- TASK
Only the number is wanted: count the lines in the data with "title" in them.

- Dataset rows
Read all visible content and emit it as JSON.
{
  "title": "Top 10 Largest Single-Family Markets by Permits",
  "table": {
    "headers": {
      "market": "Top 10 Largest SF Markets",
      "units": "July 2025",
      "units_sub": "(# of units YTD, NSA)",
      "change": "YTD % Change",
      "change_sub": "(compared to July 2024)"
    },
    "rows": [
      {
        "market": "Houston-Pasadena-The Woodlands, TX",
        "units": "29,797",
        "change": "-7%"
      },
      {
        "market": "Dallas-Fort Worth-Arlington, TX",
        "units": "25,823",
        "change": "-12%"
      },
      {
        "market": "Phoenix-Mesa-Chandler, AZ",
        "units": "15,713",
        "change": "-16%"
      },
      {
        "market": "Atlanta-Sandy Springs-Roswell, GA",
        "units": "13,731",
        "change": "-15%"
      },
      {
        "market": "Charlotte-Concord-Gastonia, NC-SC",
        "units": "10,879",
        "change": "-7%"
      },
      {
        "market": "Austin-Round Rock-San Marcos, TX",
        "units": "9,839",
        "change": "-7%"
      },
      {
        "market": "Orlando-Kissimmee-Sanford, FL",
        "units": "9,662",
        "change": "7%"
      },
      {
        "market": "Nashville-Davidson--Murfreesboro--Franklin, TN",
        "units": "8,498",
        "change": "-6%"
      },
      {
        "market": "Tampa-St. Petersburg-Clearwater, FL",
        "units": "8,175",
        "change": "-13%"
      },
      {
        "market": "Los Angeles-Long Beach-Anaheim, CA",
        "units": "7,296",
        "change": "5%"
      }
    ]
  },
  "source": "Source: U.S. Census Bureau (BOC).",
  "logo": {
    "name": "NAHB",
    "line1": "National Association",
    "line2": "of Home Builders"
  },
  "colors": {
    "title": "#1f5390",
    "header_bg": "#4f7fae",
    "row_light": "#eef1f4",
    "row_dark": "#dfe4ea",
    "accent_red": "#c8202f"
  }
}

- FINISHED TASK
2